__REQUIREMENTS__
Exactly as they appear, output all of the records. Skip any images.

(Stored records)
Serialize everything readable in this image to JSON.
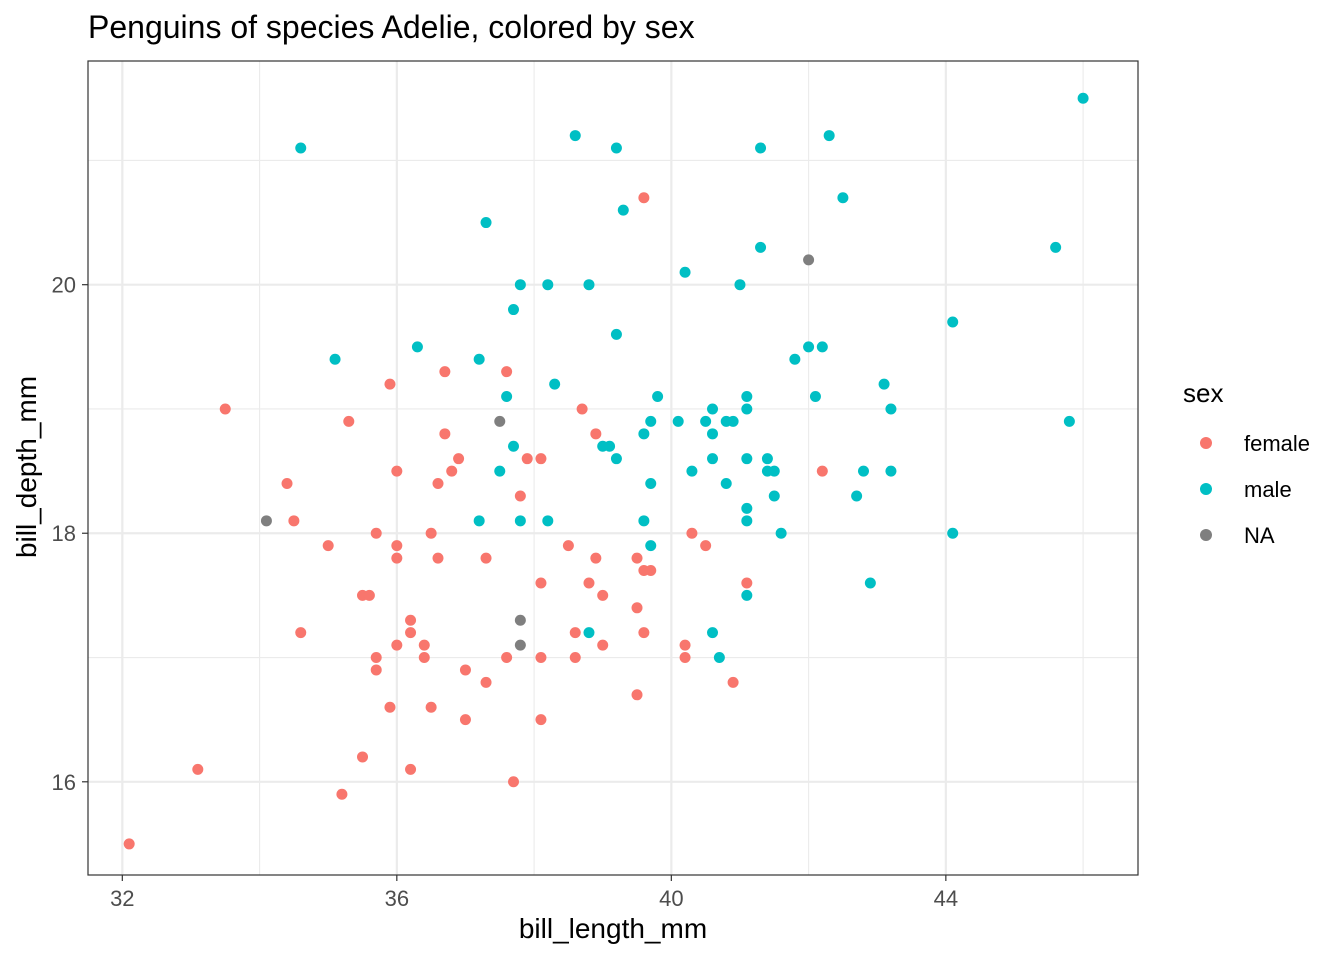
{
  "chart_data": {
    "type": "scatter",
    "title": "Penguins of species Adelie, colored by sex",
    "xlabel": "bill_length_mm",
    "ylabel": "bill_depth_mm",
    "xlim": [
      31.5,
      46.8
    ],
    "ylim": [
      15.25,
      21.8
    ],
    "xticks": [
      "32",
      "36",
      "40",
      "44"
    ],
    "yticks": [
      "16",
      "18",
      "20"
    ],
    "grid": true,
    "legend": {
      "title": "sex",
      "position": "right",
      "entries": [
        "female",
        "male",
        "NA"
      ]
    },
    "colors": {
      "female": "#F8766D",
      "male": "#00BFC4",
      "NA": "#7F7F7F"
    },
    "series": [
      {
        "name": "female",
        "points": [
          [
            32.1,
            15.5
          ],
          [
            33.1,
            16.1
          ],
          [
            33.5,
            19.0
          ],
          [
            34.4,
            18.4
          ],
          [
            34.5,
            18.1
          ],
          [
            34.6,
            17.2
          ],
          [
            35.0,
            17.9
          ],
          [
            35.2,
            15.9
          ],
          [
            35.3,
            18.9
          ],
          [
            35.5,
            16.2
          ],
          [
            35.5,
            17.5
          ],
          [
            35.6,
            17.5
          ],
          [
            35.7,
            16.9
          ],
          [
            35.7,
            17.0
          ],
          [
            35.7,
            18.0
          ],
          [
            35.9,
            16.6
          ],
          [
            35.9,
            19.2
          ],
          [
            36.0,
            17.1
          ],
          [
            36.0,
            17.8
          ],
          [
            36.0,
            17.9
          ],
          [
            36.0,
            18.5
          ],
          [
            36.2,
            16.1
          ],
          [
            36.2,
            17.2
          ],
          [
            36.2,
            17.3
          ],
          [
            36.4,
            17.0
          ],
          [
            36.4,
            17.1
          ],
          [
            36.5,
            16.6
          ],
          [
            36.5,
            18.0
          ],
          [
            36.6,
            17.8
          ],
          [
            36.6,
            18.4
          ],
          [
            36.7,
            18.8
          ],
          [
            36.7,
            19.3
          ],
          [
            36.8,
            18.5
          ],
          [
            36.9,
            18.6
          ],
          [
            37.0,
            16.5
          ],
          [
            37.0,
            16.9
          ],
          [
            37.3,
            16.8
          ],
          [
            37.3,
            17.8
          ],
          [
            37.6,
            17.0
          ],
          [
            37.6,
            19.3
          ],
          [
            37.7,
            16.0
          ],
          [
            37.8,
            18.3
          ],
          [
            37.9,
            18.6
          ],
          [
            38.1,
            16.5
          ],
          [
            38.1,
            17.0
          ],
          [
            38.1,
            17.6
          ],
          [
            38.1,
            18.6
          ],
          [
            38.5,
            17.9
          ],
          [
            38.6,
            17.0
          ],
          [
            38.6,
            17.2
          ],
          [
            38.7,
            19.0
          ],
          [
            38.8,
            17.6
          ],
          [
            38.9,
            17.8
          ],
          [
            38.9,
            18.8
          ],
          [
            39.0,
            17.1
          ],
          [
            39.0,
            17.5
          ],
          [
            39.5,
            16.7
          ],
          [
            39.5,
            17.4
          ],
          [
            39.5,
            17.8
          ],
          [
            39.6,
            17.2
          ],
          [
            39.6,
            17.7
          ],
          [
            39.6,
            20.7
          ],
          [
            39.7,
            17.7
          ],
          [
            40.2,
            17.0
          ],
          [
            40.2,
            17.1
          ],
          [
            40.3,
            18.0
          ],
          [
            40.5,
            17.9
          ],
          [
            40.9,
            16.8
          ],
          [
            41.1,
            17.6
          ],
          [
            42.2,
            18.5
          ]
        ]
      },
      {
        "name": "male",
        "points": [
          [
            34.6,
            21.1
          ],
          [
            35.1,
            19.4
          ],
          [
            36.3,
            19.5
          ],
          [
            37.2,
            18.1
          ],
          [
            37.2,
            19.4
          ],
          [
            37.3,
            20.5
          ],
          [
            37.5,
            18.5
          ],
          [
            37.6,
            19.1
          ],
          [
            37.7,
            18.7
          ],
          [
            37.7,
            19.8
          ],
          [
            37.8,
            18.1
          ],
          [
            37.8,
            20.0
          ],
          [
            38.2,
            18.1
          ],
          [
            38.2,
            20.0
          ],
          [
            38.3,
            19.2
          ],
          [
            38.6,
            21.2
          ],
          [
            38.8,
            17.2
          ],
          [
            38.8,
            20.0
          ],
          [
            39.0,
            18.7
          ],
          [
            39.1,
            18.7
          ],
          [
            39.2,
            18.6
          ],
          [
            39.2,
            19.6
          ],
          [
            39.2,
            21.1
          ],
          [
            39.3,
            20.6
          ],
          [
            39.6,
            18.1
          ],
          [
            39.6,
            18.8
          ],
          [
            39.7,
            17.9
          ],
          [
            39.7,
            18.4
          ],
          [
            39.7,
            18.9
          ],
          [
            39.8,
            19.1
          ],
          [
            40.1,
            18.9
          ],
          [
            40.2,
            20.1
          ],
          [
            40.3,
            18.5
          ],
          [
            40.5,
            18.9
          ],
          [
            40.6,
            17.2
          ],
          [
            40.6,
            18.6
          ],
          [
            40.6,
            18.8
          ],
          [
            40.6,
            19.0
          ],
          [
            40.7,
            17.0
          ],
          [
            40.8,
            18.4
          ],
          [
            40.8,
            18.9
          ],
          [
            40.9,
            18.9
          ],
          [
            41.0,
            20.0
          ],
          [
            41.1,
            17.5
          ],
          [
            41.1,
            18.1
          ],
          [
            41.1,
            18.2
          ],
          [
            41.1,
            18.6
          ],
          [
            41.1,
            19.0
          ],
          [
            41.1,
            19.1
          ],
          [
            41.3,
            20.3
          ],
          [
            41.3,
            21.1
          ],
          [
            41.4,
            18.5
          ],
          [
            41.4,
            18.6
          ],
          [
            41.5,
            18.3
          ],
          [
            41.5,
            18.5
          ],
          [
            41.6,
            18.0
          ],
          [
            41.8,
            19.4
          ],
          [
            42.0,
            19.5
          ],
          [
            42.1,
            19.1
          ],
          [
            42.2,
            19.5
          ],
          [
            42.3,
            21.2
          ],
          [
            42.5,
            20.7
          ],
          [
            42.7,
            18.3
          ],
          [
            42.8,
            18.5
          ],
          [
            42.9,
            17.6
          ],
          [
            43.1,
            19.2
          ],
          [
            43.2,
            18.5
          ],
          [
            43.2,
            19.0
          ],
          [
            44.1,
            18.0
          ],
          [
            44.1,
            19.7
          ],
          [
            45.6,
            20.3
          ],
          [
            45.8,
            18.9
          ],
          [
            46.0,
            21.5
          ]
        ]
      },
      {
        "name": "NA",
        "points": [
          [
            34.1,
            18.1
          ],
          [
            37.5,
            18.9
          ],
          [
            37.8,
            17.1
          ],
          [
            37.8,
            17.3
          ],
          [
            42.0,
            20.2
          ]
        ]
      }
    ]
  }
}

__EXERCISE OUTPUT__
Serialize everything readable in this image to JSON.
{
  "chart_data": {
    "type": "scatter",
    "title": "Penguins of species Adelie, colored by sex",
    "xlabel": "bill_length_mm",
    "ylabel": "bill_depth_mm",
    "xlim": [
      31.5,
      46.8
    ],
    "ylim": [
      15.25,
      21.8
    ],
    "xticks": [
      "32",
      "36",
      "40",
      "44"
    ],
    "yticks": [
      "16",
      "18",
      "20"
    ],
    "grid": true,
    "legend": {
      "title": "sex",
      "position": "right",
      "entries": [
        "female",
        "male",
        "NA"
      ]
    },
    "colors": {
      "female": "#F8766D",
      "male": "#00BFC4",
      "NA": "#7F7F7F"
    },
    "series": [
      {
        "name": "female",
        "points": [
          [
            32.1,
            15.5
          ],
          [
            33.1,
            16.1
          ],
          [
            33.5,
            19.0
          ],
          [
            34.4,
            18.4
          ],
          [
            34.5,
            18.1
          ],
          [
            34.6,
            17.2
          ],
          [
            35.0,
            17.9
          ],
          [
            35.2,
            15.9
          ],
          [
            35.3,
            18.9
          ],
          [
            35.5,
            16.2
          ],
          [
            35.5,
            17.5
          ],
          [
            35.6,
            17.5
          ],
          [
            35.7,
            16.9
          ],
          [
            35.7,
            17.0
          ],
          [
            35.7,
            18.0
          ],
          [
            35.9,
            16.6
          ],
          [
            35.9,
            19.2
          ],
          [
            36.0,
            17.1
          ],
          [
            36.0,
            17.8
          ],
          [
            36.0,
            17.9
          ],
          [
            36.0,
            18.5
          ],
          [
            36.2,
            16.1
          ],
          [
            36.2,
            17.2
          ],
          [
            36.2,
            17.3
          ],
          [
            36.4,
            17.0
          ],
          [
            36.4,
            17.1
          ],
          [
            36.5,
            16.6
          ],
          [
            36.5,
            18.0
          ],
          [
            36.6,
            17.8
          ],
          [
            36.6,
            18.4
          ],
          [
            36.7,
            18.8
          ],
          [
            36.7,
            19.3
          ],
          [
            36.8,
            18.5
          ],
          [
            36.9,
            18.6
          ],
          [
            37.0,
            16.5
          ],
          [
            37.0,
            16.9
          ],
          [
            37.3,
            16.8
          ],
          [
            37.3,
            17.8
          ],
          [
            37.6,
            17.0
          ],
          [
            37.6,
            19.3
          ],
          [
            37.7,
            16.0
          ],
          [
            37.8,
            18.3
          ],
          [
            37.9,
            18.6
          ],
          [
            38.1,
            16.5
          ],
          [
            38.1,
            17.0
          ],
          [
            38.1,
            17.6
          ],
          [
            38.1,
            18.6
          ],
          [
            38.5,
            17.9
          ],
          [
            38.6,
            17.0
          ],
          [
            38.6,
            17.2
          ],
          [
            38.7,
            19.0
          ],
          [
            38.8,
            17.6
          ],
          [
            38.9,
            17.8
          ],
          [
            38.9,
            18.8
          ],
          [
            39.0,
            17.1
          ],
          [
            39.0,
            17.5
          ],
          [
            39.5,
            16.7
          ],
          [
            39.5,
            17.4
          ],
          [
            39.5,
            17.8
          ],
          [
            39.6,
            17.2
          ],
          [
            39.6,
            17.7
          ],
          [
            39.6,
            20.7
          ],
          [
            39.7,
            17.7
          ],
          [
            40.2,
            17.0
          ],
          [
            40.2,
            17.1
          ],
          [
            40.3,
            18.0
          ],
          [
            40.5,
            17.9
          ],
          [
            40.9,
            16.8
          ],
          [
            41.1,
            17.6
          ],
          [
            42.2,
            18.5
          ]
        ]
      },
      {
        "name": "male",
        "points": [
          [
            34.6,
            21.1
          ],
          [
            35.1,
            19.4
          ],
          [
            36.3,
            19.5
          ],
          [
            37.2,
            18.1
          ],
          [
            37.2,
            19.4
          ],
          [
            37.3,
            20.5
          ],
          [
            37.5,
            18.5
          ],
          [
            37.6,
            19.1
          ],
          [
            37.7,
            18.7
          ],
          [
            37.7,
            19.8
          ],
          [
            37.8,
            18.1
          ],
          [
            37.8,
            20.0
          ],
          [
            38.2,
            18.1
          ],
          [
            38.2,
            20.0
          ],
          [
            38.3,
            19.2
          ],
          [
            38.6,
            21.2
          ],
          [
            38.8,
            17.2
          ],
          [
            38.8,
            20.0
          ],
          [
            39.0,
            18.7
          ],
          [
            39.1,
            18.7
          ],
          [
            39.2,
            18.6
          ],
          [
            39.2,
            19.6
          ],
          [
            39.2,
            21.1
          ],
          [
            39.3,
            20.6
          ],
          [
            39.6,
            18.1
          ],
          [
            39.6,
            18.8
          ],
          [
            39.7,
            17.9
          ],
          [
            39.7,
            18.4
          ],
          [
            39.7,
            18.9
          ],
          [
            39.8,
            19.1
          ],
          [
            40.1,
            18.9
          ],
          [
            40.2,
            20.1
          ],
          [
            40.3,
            18.5
          ],
          [
            40.5,
            18.9
          ],
          [
            40.6,
            17.2
          ],
          [
            40.6,
            18.6
          ],
          [
            40.6,
            18.8
          ],
          [
            40.6,
            19.0
          ],
          [
            40.7,
            17.0
          ],
          [
            40.8,
            18.4
          ],
          [
            40.8,
            18.9
          ],
          [
            40.9,
            18.9
          ],
          [
            41.0,
            20.0
          ],
          [
            41.1,
            17.5
          ],
          [
            41.1,
            18.1
          ],
          [
            41.1,
            18.2
          ],
          [
            41.1,
            18.6
          ],
          [
            41.1,
            19.0
          ],
          [
            41.1,
            19.1
          ],
          [
            41.3,
            20.3
          ],
          [
            41.3,
            21.1
          ],
          [
            41.4,
            18.5
          ],
          [
            41.4,
            18.6
          ],
          [
            41.5,
            18.3
          ],
          [
            41.5,
            18.5
          ],
          [
            41.6,
            18.0
          ],
          [
            41.8,
            19.4
          ],
          [
            42.0,
            19.5
          ],
          [
            42.1,
            19.1
          ],
          [
            42.2,
            19.5
          ],
          [
            42.3,
            21.2
          ],
          [
            42.5,
            20.7
          ],
          [
            42.7,
            18.3
          ],
          [
            42.8,
            18.5
          ],
          [
            42.9,
            17.6
          ],
          [
            43.1,
            19.2
          ],
          [
            43.2,
            18.5
          ],
          [
            43.2,
            19.0
          ],
          [
            44.1,
            18.0
          ],
          [
            44.1,
            19.7
          ],
          [
            45.6,
            20.3
          ],
          [
            45.8,
            18.9
          ],
          [
            46.0,
            21.5
          ]
        ]
      },
      {
        "name": "NA",
        "points": [
          [
            34.1,
            18.1
          ],
          [
            37.5,
            18.9
          ],
          [
            37.8,
            17.1
          ],
          [
            37.8,
            17.3
          ],
          [
            42.0,
            20.2
          ]
        ]
      }
    ]
  }
}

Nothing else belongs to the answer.